EXERCISE DETAILS: Return the material word for word. Do not include the pictures.

LISTING:
....

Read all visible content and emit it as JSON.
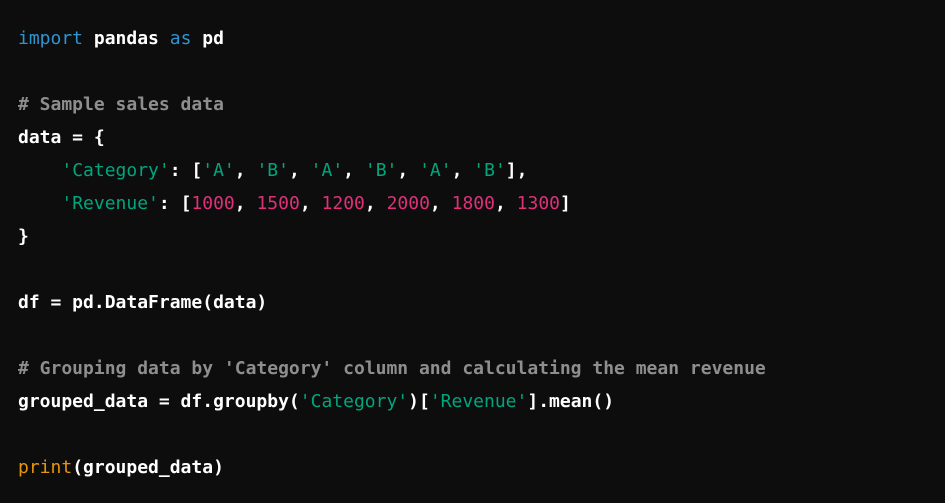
{
  "code": {
    "language": "python",
    "colors": {
      "background": "#0d0d0d",
      "keyword": "#2e95d3",
      "comment": "#8e8e8e",
      "string": "#00a67d",
      "number": "#df3079",
      "builtin": "#e9950c",
      "text": "#ffffff"
    },
    "lines": [
      {
        "t1": "import",
        "t2": " pandas ",
        "t3": "as",
        "t4": " pd"
      },
      {},
      {
        "comment": "# Sample sales data"
      },
      {
        "text": "data = {"
      },
      {
        "indent": "    ",
        "key": "'Category'",
        "sep": ": [",
        "v1": "'A'",
        "v2": "'B'",
        "v3": "'A'",
        "v4": "'B'",
        "v5": "'A'",
        "v6": "'B'",
        "comma": ", ",
        "end": "],"
      },
      {
        "indent": "    ",
        "key": "'Revenue'",
        "sep": ": [",
        "v1": "1000",
        "v2": "1500",
        "v3": "1200",
        "v4": "2000",
        "v5": "1800",
        "v6": "1300",
        "comma": ", ",
        "end": "]"
      },
      {
        "text": "}"
      },
      {},
      {
        "text": "df = pd.DataFrame(data)"
      },
      {},
      {
        "comment": "# Grouping data by 'Category' column and calculating the mean revenue"
      },
      {
        "p1": "grouped_data = df.groupby(",
        "s1": "'Category'",
        "p2": ")[",
        "s2": "'Revenue'",
        "p3": "].mean()"
      },
      {},
      {
        "fn": "print",
        "rest": "(grouped_data)"
      }
    ]
  }
}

....

RESPONSE FOR THIS EXERCISE:
Read all visible content and emit it as JSON.
{
  "code": {
    "language": "python",
    "colors": {
      "background": "#0d0d0d",
      "keyword": "#2e95d3",
      "comment": "#8e8e8e",
      "string": "#00a67d",
      "number": "#df3079",
      "builtin": "#e9950c",
      "text": "#ffffff"
    },
    "lines": [
      {
        "t1": "import",
        "t2": " pandas ",
        "t3": "as",
        "t4": " pd"
      },
      {},
      {
        "comment": "# Sample sales data"
      },
      {
        "text": "data = {"
      },
      {
        "indent": "    ",
        "key": "'Category'",
        "sep": ": [",
        "v1": "'A'",
        "v2": "'B'",
        "v3": "'A'",
        "v4": "'B'",
        "v5": "'A'",
        "v6": "'B'",
        "comma": ", ",
        "end": "],"
      },
      {
        "indent": "    ",
        "key": "'Revenue'",
        "sep": ": [",
        "v1": "1000",
        "v2": "1500",
        "v3": "1200",
        "v4": "2000",
        "v5": "1800",
        "v6": "1300",
        "comma": ", ",
        "end": "]"
      },
      {
        "text": "}"
      },
      {},
      {
        "text": "df = pd.DataFrame(data)"
      },
      {},
      {
        "comment": "# Grouping data by 'Category' column and calculating the mean revenue"
      },
      {
        "p1": "grouped_data = df.groupby(",
        "s1": "'Category'",
        "p2": ")[",
        "s2": "'Revenue'",
        "p3": "].mean()"
      },
      {},
      {
        "fn": "print",
        "rest": "(grouped_data)"
      }
    ]
  }
}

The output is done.